--- Dataset records ---
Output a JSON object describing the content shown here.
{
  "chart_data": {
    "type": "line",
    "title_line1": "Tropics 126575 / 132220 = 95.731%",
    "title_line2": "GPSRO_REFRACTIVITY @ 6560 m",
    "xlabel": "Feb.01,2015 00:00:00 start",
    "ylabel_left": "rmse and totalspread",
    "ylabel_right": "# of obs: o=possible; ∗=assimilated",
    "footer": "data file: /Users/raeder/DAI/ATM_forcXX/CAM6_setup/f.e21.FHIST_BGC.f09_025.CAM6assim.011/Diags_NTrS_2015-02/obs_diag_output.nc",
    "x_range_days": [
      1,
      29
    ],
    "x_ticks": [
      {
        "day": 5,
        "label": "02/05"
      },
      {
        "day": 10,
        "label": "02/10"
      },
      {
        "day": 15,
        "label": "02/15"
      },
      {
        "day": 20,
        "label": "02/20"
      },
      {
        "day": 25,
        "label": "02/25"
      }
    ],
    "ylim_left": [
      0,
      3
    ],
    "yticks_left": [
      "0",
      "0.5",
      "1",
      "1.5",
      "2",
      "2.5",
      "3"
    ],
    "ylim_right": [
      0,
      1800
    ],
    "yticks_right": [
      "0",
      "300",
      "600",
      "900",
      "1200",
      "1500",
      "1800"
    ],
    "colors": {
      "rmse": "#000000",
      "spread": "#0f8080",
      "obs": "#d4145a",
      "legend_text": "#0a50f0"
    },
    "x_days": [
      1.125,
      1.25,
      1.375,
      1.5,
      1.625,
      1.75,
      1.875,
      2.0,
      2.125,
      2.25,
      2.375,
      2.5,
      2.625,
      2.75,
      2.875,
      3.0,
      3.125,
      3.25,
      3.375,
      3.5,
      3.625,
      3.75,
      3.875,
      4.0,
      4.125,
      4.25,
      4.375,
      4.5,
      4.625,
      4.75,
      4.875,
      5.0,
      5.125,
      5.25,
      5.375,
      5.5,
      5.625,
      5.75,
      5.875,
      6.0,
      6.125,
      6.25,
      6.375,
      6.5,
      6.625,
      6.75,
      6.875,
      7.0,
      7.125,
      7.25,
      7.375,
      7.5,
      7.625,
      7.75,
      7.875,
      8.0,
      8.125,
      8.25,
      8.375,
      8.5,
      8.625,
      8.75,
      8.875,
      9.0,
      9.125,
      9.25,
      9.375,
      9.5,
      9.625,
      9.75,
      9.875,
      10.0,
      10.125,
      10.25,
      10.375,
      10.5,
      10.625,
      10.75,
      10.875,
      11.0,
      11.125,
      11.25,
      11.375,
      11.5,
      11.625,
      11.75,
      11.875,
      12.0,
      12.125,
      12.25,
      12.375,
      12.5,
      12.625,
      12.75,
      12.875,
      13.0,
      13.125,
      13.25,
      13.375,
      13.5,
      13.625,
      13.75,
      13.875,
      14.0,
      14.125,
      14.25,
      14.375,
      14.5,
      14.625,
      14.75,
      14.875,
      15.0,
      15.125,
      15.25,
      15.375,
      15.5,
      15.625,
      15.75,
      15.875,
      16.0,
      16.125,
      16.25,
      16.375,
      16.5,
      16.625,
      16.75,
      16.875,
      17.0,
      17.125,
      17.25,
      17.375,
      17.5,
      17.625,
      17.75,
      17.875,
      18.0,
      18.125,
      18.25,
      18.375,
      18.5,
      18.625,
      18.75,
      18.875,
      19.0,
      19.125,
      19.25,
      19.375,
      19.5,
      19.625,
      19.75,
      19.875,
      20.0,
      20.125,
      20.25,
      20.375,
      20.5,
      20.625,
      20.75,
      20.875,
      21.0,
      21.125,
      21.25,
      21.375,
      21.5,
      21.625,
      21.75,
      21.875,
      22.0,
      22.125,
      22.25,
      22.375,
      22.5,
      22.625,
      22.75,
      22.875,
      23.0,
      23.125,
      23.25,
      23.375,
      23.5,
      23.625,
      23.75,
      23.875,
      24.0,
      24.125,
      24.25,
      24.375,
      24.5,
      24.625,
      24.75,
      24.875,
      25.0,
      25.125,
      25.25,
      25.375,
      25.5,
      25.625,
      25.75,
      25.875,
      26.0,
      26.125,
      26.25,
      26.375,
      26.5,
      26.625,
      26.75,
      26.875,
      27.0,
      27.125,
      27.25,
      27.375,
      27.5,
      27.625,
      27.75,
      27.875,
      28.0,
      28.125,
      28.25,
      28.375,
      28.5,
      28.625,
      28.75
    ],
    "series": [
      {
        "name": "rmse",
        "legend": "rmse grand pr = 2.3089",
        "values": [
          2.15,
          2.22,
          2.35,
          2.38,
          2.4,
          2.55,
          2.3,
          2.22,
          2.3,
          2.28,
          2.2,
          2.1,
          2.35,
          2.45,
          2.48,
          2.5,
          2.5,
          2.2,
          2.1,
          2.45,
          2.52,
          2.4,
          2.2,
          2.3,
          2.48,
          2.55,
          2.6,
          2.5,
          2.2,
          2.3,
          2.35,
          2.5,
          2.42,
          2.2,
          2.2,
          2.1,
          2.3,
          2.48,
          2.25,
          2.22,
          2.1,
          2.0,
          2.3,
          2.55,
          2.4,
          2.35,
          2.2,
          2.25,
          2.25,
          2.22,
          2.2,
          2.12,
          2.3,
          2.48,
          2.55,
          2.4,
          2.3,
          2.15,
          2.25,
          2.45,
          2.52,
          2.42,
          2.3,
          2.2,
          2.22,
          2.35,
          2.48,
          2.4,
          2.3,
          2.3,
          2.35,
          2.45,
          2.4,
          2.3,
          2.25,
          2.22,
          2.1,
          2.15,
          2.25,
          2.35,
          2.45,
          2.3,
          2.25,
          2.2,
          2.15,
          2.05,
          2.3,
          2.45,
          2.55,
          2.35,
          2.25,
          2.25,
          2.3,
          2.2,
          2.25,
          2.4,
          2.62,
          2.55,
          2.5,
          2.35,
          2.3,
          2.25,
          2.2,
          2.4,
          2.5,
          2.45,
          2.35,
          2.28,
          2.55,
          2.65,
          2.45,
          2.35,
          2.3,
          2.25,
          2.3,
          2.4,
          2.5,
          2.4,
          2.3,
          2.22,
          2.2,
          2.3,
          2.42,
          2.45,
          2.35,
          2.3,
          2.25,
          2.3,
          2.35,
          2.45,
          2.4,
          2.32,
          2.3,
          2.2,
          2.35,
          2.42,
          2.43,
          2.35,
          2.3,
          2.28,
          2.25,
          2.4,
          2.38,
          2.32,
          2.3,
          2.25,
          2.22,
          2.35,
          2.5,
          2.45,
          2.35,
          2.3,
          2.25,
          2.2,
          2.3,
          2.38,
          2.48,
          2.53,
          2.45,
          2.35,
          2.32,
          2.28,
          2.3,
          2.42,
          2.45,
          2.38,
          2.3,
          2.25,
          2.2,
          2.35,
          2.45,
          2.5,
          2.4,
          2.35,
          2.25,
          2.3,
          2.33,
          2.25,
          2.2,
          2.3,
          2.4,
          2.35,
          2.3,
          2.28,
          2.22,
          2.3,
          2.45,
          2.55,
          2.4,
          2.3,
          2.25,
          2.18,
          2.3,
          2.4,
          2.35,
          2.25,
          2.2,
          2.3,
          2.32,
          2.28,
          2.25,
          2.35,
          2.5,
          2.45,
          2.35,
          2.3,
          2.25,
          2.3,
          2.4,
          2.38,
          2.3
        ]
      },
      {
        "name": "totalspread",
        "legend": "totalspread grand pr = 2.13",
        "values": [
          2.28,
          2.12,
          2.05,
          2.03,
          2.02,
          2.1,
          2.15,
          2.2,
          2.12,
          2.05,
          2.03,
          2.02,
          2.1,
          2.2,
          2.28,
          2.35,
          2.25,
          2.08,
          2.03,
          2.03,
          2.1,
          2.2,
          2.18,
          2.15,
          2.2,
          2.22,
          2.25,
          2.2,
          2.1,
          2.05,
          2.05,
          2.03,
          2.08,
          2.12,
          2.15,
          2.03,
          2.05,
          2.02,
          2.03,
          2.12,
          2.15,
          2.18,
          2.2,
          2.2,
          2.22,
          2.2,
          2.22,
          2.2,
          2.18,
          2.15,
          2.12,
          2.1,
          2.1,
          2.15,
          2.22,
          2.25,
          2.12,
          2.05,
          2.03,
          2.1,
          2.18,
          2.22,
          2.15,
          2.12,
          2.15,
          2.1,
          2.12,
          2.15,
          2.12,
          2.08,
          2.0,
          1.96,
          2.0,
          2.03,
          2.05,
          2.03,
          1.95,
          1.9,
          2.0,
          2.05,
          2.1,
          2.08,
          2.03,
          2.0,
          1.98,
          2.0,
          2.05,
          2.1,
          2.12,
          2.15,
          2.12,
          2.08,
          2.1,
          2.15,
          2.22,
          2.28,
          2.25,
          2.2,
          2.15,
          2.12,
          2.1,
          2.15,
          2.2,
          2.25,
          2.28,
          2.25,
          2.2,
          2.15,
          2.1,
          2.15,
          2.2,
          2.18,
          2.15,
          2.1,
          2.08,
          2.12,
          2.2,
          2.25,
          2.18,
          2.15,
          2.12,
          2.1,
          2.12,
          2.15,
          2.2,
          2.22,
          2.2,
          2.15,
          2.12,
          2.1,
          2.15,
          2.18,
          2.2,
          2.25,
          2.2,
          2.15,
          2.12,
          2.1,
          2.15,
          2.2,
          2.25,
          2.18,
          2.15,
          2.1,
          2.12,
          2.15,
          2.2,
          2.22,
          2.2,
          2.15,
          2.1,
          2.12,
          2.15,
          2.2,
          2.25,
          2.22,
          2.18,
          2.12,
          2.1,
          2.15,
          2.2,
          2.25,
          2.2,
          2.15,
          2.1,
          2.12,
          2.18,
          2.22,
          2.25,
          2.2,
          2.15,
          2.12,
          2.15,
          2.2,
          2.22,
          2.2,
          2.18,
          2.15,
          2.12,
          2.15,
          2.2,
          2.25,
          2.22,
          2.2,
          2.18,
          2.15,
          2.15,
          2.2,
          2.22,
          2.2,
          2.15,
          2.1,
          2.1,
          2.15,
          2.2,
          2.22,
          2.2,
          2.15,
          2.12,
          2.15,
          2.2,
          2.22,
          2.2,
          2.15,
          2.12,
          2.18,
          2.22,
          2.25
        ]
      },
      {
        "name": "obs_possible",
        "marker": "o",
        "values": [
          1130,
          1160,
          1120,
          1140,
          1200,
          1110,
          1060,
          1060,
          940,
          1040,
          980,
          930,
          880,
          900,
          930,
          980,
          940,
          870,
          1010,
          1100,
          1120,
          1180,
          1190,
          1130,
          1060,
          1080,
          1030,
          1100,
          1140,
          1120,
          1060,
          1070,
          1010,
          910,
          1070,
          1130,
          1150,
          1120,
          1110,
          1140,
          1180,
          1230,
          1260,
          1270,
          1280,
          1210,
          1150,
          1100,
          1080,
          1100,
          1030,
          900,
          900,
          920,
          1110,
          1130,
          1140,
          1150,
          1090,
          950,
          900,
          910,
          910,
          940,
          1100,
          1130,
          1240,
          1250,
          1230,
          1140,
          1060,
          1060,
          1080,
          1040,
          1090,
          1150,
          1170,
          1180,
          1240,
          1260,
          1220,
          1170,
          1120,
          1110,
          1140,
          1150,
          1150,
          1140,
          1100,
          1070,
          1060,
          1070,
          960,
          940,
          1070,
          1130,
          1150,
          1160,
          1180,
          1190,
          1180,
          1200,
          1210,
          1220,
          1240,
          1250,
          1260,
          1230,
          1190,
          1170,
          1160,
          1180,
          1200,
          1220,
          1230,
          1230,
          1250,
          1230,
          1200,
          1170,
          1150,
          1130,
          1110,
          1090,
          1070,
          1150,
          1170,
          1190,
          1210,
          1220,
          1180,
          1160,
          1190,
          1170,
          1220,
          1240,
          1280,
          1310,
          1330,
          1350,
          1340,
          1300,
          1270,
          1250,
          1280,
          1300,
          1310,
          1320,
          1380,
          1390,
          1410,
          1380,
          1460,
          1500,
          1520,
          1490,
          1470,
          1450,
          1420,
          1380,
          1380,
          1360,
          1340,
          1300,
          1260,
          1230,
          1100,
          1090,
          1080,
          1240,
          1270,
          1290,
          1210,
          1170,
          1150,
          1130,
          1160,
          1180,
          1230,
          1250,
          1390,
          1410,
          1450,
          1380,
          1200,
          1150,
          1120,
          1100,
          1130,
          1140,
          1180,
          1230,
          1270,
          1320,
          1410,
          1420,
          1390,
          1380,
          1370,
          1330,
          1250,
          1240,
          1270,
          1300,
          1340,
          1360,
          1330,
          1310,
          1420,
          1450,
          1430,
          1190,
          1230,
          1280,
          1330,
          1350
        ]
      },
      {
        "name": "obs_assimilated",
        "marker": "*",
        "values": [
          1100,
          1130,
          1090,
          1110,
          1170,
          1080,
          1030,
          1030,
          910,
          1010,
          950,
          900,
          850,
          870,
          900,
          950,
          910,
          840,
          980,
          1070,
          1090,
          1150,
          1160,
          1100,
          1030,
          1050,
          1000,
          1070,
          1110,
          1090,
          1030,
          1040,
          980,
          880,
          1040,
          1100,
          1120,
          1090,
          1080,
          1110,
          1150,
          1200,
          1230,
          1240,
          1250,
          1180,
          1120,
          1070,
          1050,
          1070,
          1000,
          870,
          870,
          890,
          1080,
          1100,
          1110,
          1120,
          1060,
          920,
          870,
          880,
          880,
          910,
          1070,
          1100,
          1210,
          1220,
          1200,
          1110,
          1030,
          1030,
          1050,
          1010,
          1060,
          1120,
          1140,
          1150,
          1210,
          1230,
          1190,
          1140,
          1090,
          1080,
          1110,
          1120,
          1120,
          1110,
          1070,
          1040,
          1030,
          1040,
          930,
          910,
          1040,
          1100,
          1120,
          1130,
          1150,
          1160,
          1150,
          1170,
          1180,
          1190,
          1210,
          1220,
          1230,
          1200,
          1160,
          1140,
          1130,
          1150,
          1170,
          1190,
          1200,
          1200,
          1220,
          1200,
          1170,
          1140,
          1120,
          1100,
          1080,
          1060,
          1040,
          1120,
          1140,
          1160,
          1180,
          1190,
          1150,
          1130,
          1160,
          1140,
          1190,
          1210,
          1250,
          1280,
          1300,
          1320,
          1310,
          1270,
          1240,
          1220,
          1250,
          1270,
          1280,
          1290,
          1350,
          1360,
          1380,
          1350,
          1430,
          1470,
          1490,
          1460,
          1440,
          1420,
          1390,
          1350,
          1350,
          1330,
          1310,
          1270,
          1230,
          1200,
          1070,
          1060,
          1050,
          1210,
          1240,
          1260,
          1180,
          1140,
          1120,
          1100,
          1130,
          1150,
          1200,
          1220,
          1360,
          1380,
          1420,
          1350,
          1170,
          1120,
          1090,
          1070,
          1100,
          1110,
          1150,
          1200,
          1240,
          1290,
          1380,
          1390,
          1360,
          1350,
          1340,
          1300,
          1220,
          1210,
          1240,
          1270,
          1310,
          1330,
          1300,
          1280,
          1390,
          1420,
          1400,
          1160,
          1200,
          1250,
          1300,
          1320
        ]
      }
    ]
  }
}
---
Short problem: Select every line in the material above where the string "grand" occurs, and copy it.

The completed task:
        "legend": "rmse grand pr = 2.3089",
        "legend": "totalspread grand pr = 2.13",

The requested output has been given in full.